--- Begin Data supplied ---

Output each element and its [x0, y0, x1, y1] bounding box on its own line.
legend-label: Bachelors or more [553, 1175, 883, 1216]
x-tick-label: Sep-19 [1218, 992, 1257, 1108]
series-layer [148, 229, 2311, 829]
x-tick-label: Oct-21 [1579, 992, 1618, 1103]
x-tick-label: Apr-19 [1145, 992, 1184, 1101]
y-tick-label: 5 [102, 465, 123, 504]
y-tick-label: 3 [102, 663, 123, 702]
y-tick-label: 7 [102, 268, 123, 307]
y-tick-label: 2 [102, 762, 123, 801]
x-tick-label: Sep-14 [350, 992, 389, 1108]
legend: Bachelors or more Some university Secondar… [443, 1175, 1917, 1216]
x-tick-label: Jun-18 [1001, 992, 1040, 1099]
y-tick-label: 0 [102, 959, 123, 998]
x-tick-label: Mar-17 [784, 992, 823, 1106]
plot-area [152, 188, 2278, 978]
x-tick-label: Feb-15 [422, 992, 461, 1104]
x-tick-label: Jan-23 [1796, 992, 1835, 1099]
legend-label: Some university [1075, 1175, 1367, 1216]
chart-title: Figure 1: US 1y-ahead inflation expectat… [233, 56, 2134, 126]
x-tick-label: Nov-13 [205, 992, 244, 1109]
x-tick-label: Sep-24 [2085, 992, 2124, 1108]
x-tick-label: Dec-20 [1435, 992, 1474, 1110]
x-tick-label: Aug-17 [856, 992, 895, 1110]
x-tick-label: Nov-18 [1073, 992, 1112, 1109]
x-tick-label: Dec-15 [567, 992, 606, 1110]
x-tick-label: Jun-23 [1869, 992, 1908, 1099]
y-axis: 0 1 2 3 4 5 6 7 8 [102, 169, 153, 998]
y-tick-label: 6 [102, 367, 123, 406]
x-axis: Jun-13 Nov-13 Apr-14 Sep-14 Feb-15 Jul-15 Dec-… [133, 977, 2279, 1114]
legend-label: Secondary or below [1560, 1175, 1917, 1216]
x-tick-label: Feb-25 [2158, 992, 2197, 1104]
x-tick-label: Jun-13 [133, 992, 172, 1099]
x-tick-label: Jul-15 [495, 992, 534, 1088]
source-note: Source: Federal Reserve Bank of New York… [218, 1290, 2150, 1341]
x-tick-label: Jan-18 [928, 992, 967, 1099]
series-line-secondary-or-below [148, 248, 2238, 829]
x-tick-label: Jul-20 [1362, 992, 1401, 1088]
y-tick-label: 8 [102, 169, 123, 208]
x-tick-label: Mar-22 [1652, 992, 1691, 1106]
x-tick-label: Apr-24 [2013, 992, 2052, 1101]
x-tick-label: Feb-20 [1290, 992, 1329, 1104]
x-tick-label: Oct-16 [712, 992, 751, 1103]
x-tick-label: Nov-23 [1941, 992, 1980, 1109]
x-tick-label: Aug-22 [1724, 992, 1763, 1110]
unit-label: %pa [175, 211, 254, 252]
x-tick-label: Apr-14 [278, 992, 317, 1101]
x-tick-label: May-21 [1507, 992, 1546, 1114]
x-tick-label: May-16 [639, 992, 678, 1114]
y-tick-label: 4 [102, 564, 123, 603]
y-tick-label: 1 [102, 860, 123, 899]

--- End Data supplied ---

- Aim of the exercise
Convert the lines above into a JSON list of strings, one string for each line, leaving out any blank lines.

- The completed task
[
  "Output each element and its [x0, y0, x1, y1] bounding box on its own line.",
  "legend-label: Bachelors or more [553, 1175, 883, 1216]",
  "x-tick-label: Sep-19 [1218, 992, 1257, 1108]",
  "series-layer [148, 229, 2311, 829]",
  "x-tick-label: Oct-21 [1579, 992, 1618, 1103]",
  "x-tick-label: Apr-19 [1145, 992, 1184, 1101]",
  "y-tick-label: 5 [102, 465, 123, 504]",
  "y-tick-label: 3 [102, 663, 123, 702]",
  "y-tick-label: 7 [102, 268, 123, 307]",
  "y-tick-label: 2 [102, 762, 123, 801]",
  "x-tick-label: Sep-14 [350, 992, 389, 1108]",
  "legend: Bachelors or more Some university Secondar… [443, 1175, 1917, 1216]",
  "x-tick-label: Jun-18 [1001, 992, 1040, 1099]",
  "y-tick-label: 0 [102, 959, 123, 998]",
  "x-tick-label: Mar-17 [784, 992, 823, 1106]",
  "plot-area [152, 188, 2278, 978]",
  "x-tick-label: Feb-15 [422, 992, 461, 1104]",
  "x-tick-label: Jan-23 [1796, 992, 1835, 1099]",
  "legend-label: Some university [1075, 1175, 1367, 1216]",
  "chart-title: Figure 1: US 1y-ahead inflation expectat… [233, 56, 2134, 126]",
  "x-tick-label: Nov-13 [205, 992, 244, 1109]",
  "x-tick-label: Sep-24 [2085, 992, 2124, 1108]",
  "x-tick-label: Dec-20 [1435, 992, 1474, 1110]",
  "x-tick-label: Aug-17 [856, 992, 895, 1110]",
  "x-tick-label: Nov-18 [1073, 992, 1112, 1109]",
  "x-tick-label: Dec-15 [567, 992, 606, 1110]",
  "x-tick-label: Jun-23 [1869, 992, 1908, 1099]",
  "y-axis: 0 1 2 3 4 5 6 7 8 [102, 169, 153, 998]",
  "y-tick-label: 6 [102, 367, 123, 406]",
  "x-axis: Jun-13 Nov-13 Apr-14 Sep-14 Feb-15 Jul-15 Dec-… [133, 977, 2279, 1114]",
  "legend-label: Secondary or below [1560, 1175, 1917, 1216]",
  "x-tick-label: Feb-25 [2158, 992, 2197, 1104]",
  "x-tick-label: Jun-13 [133, 992, 172, 1099]",
  "x-tick-label: Jul-15 [495, 992, 534, 1088]",
  "source-note: Source: Federal Reserve Bank of New York… [218, 1290, 2150, 1341]",
  "x-tick-label: Jan-18 [928, 992, 967, 1099]",
  "series-line-secondary-or-below [148, 248, 2238, 829]",
  "x-tick-label: Jul-20 [1362, 992, 1401, 1088]",
  "y-tick-label: 8 [102, 169, 123, 208]",
  "x-tick-label: Mar-22 [1652, 992, 1691, 1106]",
  "x-tick-label: Apr-24 [2013, 992, 2052, 1101]",
  "x-tick-label: Feb-20 [1290, 992, 1329, 1104]",
  "x-tick-label: Oct-16 [712, 992, 751, 1103]",
  "x-tick-label: Nov-23 [1941, 992, 1980, 1109]",
  "x-tick-label: Aug-22 [1724, 992, 1763, 1110]",
  "unit-label: %pa [175, 211, 254, 252]",
  "x-tick-label: Apr-14 [278, 992, 317, 1101]",
  "x-tick-label: May-21 [1507, 992, 1546, 1114]",
  "x-tick-label: May-16 [639, 992, 678, 1114]",
  "y-tick-label: 4 [102, 564, 123, 603]",
  "y-tick-label: 1 [102, 860, 123, 899]"
]